# Data to use start
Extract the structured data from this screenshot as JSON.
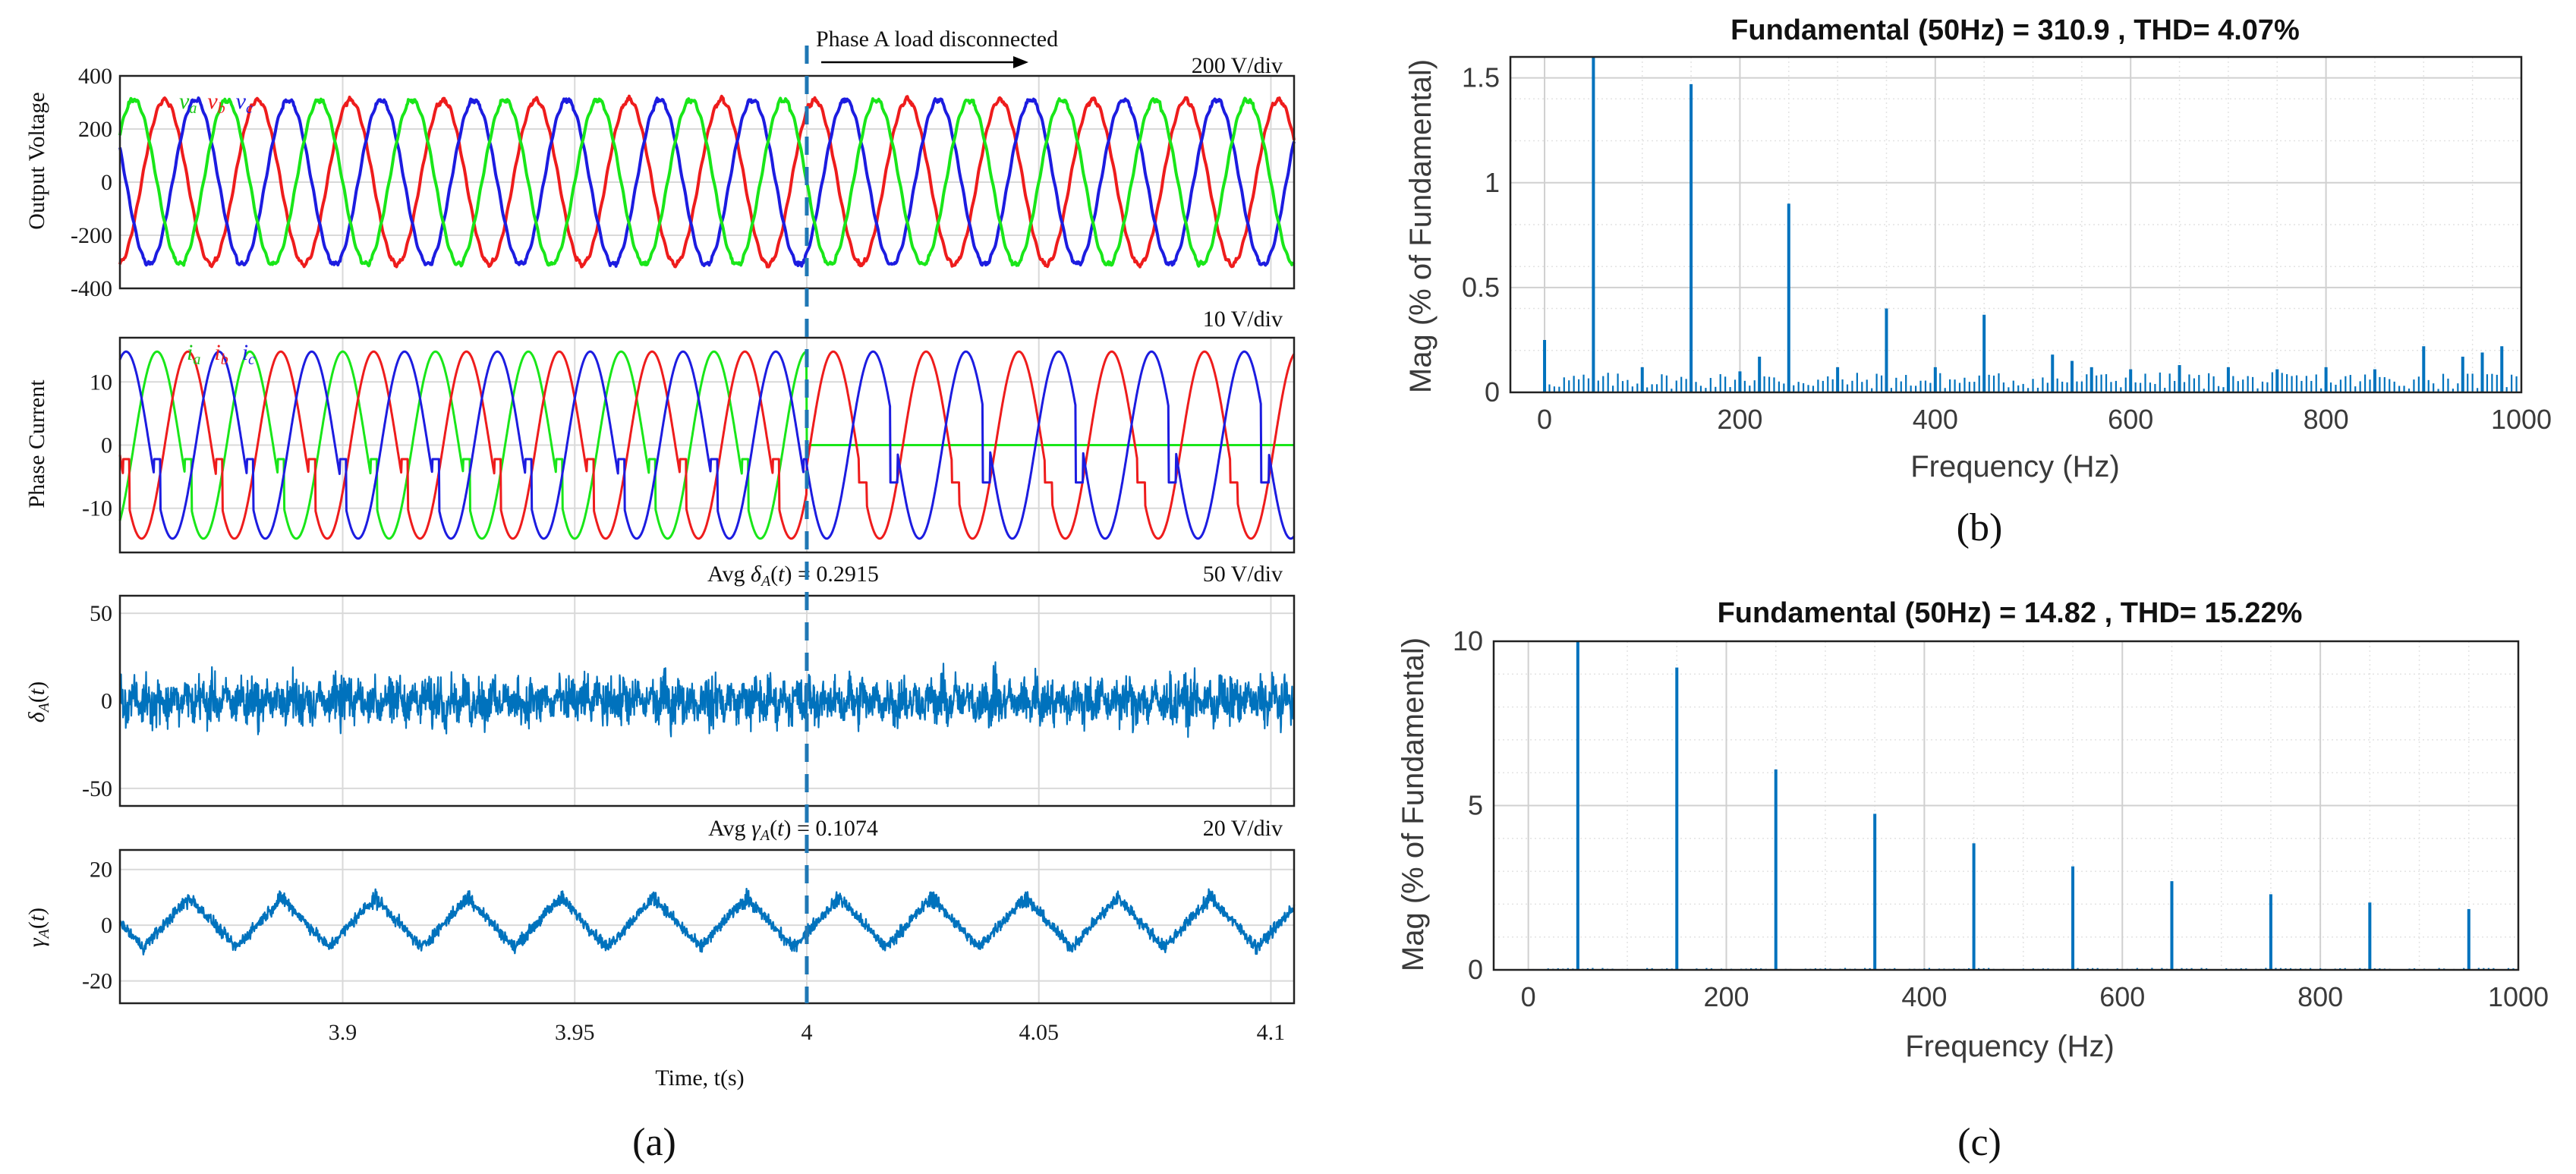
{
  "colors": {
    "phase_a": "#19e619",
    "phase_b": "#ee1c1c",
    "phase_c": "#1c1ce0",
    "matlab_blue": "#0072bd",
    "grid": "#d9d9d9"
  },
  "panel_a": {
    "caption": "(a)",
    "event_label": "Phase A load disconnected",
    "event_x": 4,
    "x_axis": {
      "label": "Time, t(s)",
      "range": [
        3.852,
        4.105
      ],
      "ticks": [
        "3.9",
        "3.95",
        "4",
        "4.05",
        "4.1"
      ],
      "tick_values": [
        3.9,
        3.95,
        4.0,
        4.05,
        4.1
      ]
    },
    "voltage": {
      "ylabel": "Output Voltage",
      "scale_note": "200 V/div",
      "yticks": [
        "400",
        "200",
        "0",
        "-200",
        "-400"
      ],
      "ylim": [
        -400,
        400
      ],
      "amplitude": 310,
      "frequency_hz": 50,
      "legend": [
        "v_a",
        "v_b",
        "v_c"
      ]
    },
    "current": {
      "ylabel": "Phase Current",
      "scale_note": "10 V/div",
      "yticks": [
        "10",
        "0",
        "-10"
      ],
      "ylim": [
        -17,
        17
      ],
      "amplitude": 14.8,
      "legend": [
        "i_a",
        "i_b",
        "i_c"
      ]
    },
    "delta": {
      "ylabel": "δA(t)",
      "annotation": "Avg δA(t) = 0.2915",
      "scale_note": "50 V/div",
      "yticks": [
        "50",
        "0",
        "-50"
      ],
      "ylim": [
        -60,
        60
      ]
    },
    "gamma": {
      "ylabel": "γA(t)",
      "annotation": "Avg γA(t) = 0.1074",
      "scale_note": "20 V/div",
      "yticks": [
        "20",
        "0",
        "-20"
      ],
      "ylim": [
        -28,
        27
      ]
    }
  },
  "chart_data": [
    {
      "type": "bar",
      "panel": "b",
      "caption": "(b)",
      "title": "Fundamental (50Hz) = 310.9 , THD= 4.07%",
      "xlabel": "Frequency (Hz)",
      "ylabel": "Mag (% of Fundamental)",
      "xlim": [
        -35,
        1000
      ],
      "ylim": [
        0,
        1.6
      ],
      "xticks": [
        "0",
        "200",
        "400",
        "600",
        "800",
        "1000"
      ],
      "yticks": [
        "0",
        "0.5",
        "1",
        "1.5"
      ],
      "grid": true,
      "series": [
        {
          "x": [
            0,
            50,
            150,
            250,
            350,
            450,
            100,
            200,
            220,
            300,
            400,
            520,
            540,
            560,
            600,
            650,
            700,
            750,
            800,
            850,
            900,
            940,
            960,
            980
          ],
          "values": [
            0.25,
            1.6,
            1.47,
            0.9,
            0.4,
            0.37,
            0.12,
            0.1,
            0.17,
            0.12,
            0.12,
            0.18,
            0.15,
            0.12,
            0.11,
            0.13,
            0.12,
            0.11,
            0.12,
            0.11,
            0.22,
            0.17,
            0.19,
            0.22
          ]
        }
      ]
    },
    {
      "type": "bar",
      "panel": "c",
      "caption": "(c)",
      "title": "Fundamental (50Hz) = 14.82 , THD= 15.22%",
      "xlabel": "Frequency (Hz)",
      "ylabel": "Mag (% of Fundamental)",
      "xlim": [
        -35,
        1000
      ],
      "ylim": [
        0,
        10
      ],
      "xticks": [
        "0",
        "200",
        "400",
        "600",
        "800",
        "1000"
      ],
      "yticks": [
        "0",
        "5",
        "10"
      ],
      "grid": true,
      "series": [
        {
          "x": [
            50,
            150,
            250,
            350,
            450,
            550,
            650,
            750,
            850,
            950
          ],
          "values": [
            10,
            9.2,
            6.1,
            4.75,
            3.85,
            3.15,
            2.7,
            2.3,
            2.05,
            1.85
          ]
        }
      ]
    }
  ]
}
# Data to use end
# Data to use start
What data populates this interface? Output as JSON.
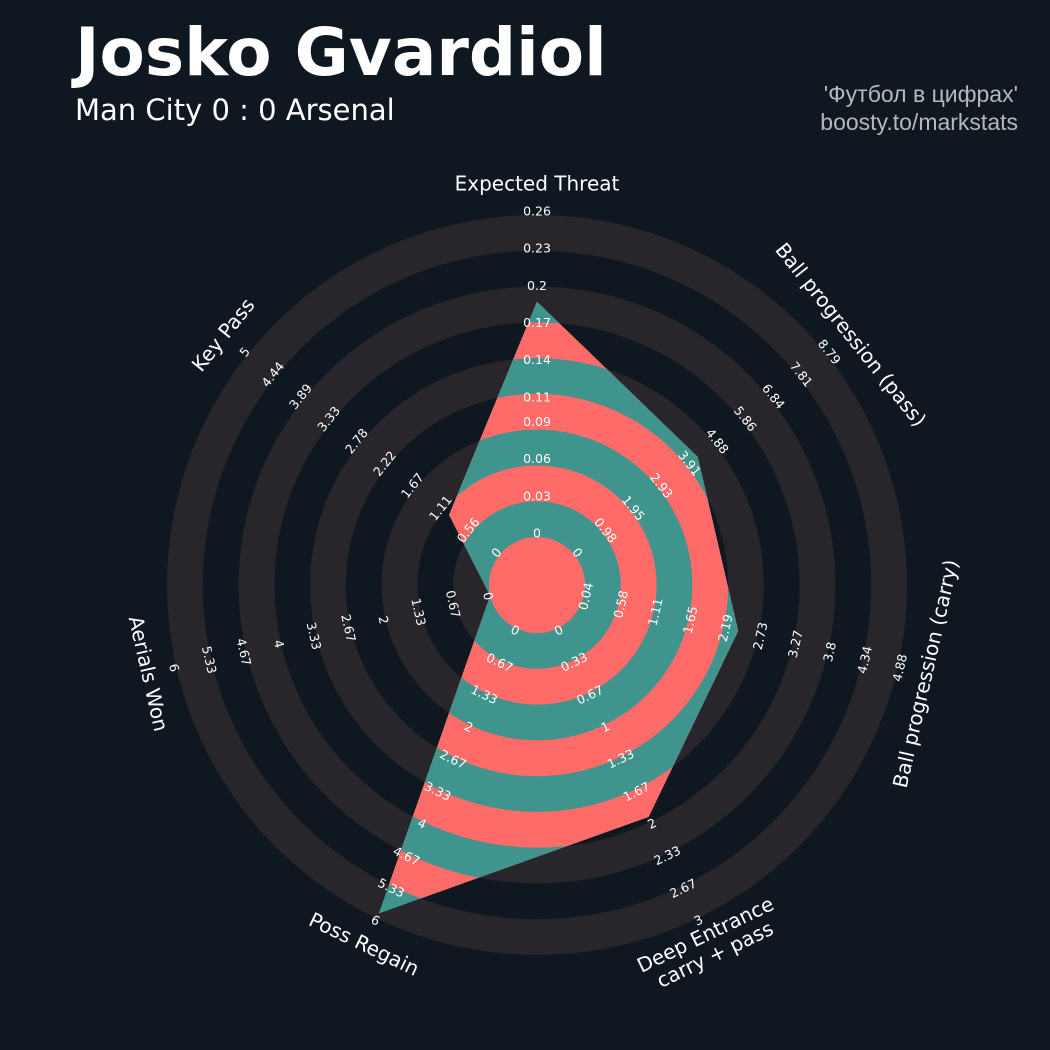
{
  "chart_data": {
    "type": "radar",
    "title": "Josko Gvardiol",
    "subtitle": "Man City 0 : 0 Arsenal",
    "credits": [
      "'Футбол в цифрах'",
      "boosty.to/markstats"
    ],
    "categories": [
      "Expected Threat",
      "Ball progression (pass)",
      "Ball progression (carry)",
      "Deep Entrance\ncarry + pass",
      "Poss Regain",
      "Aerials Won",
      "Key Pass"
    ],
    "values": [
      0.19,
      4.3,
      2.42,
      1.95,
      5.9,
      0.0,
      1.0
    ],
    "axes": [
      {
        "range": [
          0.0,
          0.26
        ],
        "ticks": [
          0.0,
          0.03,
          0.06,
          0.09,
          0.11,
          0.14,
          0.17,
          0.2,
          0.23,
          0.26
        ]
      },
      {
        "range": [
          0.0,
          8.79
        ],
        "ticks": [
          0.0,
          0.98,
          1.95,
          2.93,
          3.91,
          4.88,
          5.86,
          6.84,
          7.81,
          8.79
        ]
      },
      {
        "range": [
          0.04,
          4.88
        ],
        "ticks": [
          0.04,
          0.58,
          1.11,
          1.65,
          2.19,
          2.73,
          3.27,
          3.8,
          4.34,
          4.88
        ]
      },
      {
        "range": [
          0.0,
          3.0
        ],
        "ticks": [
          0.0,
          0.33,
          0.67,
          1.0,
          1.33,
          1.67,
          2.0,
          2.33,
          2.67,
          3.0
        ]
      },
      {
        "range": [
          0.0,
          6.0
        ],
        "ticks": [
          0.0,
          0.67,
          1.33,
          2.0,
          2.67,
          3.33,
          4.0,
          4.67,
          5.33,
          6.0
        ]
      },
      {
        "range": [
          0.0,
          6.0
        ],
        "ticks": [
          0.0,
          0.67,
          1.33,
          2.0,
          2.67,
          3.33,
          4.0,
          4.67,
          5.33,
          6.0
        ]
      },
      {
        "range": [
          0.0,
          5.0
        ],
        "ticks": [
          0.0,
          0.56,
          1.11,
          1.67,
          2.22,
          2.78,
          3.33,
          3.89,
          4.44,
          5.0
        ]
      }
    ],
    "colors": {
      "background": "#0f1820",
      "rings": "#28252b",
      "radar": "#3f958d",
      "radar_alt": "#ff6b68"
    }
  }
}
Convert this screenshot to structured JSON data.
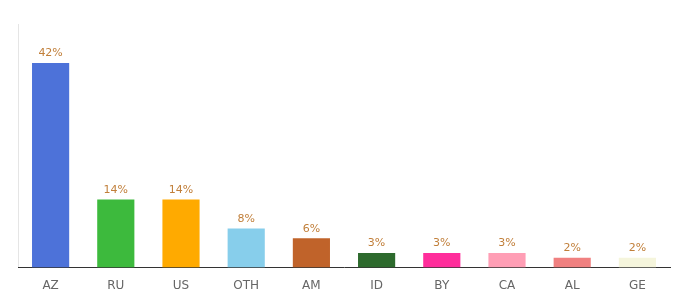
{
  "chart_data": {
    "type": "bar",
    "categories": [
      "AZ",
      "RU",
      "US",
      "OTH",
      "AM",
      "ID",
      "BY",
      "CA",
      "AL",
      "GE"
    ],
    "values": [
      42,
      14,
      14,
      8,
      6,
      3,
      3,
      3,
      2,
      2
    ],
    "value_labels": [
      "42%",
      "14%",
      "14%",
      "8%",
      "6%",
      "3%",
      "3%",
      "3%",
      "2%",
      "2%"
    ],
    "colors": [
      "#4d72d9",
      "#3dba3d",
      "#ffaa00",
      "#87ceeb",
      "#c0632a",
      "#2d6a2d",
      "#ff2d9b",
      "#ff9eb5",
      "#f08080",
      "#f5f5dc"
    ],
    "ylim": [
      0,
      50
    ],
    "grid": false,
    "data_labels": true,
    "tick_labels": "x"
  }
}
# Data to use end
# Data to use start
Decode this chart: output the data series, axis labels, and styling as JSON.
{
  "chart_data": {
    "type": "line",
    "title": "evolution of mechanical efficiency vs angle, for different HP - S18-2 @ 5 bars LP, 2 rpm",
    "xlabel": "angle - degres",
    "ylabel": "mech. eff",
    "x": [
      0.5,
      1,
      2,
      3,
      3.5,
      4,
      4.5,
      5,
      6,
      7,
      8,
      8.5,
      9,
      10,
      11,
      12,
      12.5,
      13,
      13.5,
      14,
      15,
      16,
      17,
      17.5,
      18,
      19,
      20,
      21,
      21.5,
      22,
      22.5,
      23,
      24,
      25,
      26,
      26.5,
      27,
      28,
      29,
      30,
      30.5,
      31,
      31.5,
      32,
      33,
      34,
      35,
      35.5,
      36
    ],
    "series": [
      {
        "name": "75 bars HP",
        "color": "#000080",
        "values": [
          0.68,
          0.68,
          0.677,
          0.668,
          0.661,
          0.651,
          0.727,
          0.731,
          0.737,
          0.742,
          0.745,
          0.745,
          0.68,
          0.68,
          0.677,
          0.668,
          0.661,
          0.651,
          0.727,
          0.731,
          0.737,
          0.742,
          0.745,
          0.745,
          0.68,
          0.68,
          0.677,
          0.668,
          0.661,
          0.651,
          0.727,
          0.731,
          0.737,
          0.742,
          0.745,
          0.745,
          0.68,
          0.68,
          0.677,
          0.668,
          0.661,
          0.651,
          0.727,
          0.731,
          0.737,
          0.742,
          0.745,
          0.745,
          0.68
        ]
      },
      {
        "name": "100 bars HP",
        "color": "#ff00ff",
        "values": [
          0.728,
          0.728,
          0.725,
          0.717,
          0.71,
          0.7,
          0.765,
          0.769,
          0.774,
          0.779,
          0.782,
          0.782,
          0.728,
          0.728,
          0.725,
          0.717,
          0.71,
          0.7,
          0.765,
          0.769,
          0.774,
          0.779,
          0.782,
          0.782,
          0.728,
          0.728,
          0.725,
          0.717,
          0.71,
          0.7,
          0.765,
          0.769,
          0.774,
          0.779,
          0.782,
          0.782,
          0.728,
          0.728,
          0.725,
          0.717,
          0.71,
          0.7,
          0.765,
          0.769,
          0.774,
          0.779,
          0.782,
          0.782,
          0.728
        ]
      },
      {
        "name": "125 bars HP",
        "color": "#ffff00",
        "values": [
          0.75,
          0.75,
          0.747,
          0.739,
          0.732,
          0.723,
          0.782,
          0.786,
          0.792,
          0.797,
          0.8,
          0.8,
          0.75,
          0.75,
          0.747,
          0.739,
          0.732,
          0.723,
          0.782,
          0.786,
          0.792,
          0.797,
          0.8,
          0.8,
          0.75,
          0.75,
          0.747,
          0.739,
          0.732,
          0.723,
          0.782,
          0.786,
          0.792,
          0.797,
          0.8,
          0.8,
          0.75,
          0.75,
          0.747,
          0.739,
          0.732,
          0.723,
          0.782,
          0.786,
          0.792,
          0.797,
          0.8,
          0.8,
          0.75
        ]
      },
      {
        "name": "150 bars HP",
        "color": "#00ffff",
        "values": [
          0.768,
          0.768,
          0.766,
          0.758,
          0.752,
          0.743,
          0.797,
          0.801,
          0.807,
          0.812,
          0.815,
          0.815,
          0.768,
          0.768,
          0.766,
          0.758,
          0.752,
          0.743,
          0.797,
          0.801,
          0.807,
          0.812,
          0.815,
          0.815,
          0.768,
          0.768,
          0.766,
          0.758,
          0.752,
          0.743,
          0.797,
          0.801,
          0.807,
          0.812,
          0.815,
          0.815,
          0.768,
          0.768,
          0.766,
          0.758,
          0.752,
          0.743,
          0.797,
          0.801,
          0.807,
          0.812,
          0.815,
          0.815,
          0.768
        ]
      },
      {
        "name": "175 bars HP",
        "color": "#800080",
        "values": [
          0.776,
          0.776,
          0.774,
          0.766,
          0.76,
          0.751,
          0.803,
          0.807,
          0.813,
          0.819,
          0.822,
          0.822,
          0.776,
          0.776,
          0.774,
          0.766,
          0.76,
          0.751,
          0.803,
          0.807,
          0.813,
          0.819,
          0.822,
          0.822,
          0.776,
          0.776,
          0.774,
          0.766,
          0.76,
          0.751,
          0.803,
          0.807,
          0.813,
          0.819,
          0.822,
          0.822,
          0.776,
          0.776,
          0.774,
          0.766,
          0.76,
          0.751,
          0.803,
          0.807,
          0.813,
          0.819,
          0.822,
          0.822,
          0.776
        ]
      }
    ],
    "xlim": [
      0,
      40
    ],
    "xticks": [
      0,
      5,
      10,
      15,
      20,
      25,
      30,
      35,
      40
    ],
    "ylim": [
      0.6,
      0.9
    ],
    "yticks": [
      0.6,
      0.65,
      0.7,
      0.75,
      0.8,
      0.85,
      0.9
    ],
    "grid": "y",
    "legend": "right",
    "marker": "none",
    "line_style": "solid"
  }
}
# Data to use end
Task to complete - Your task is to gather every line with the word "ylabel" and copy it.

Response -
      "ylabel": "Output Voltage",
      "ylabel": "Phase Current",
      "ylabel": "δA(t)",
      "ylabel": "γA(t)",
      "ylabel": "Mag (% of Fundamental)",
      "ylabel": "Mag (% of Fundamental)",
    "ylabel": "mech. eff",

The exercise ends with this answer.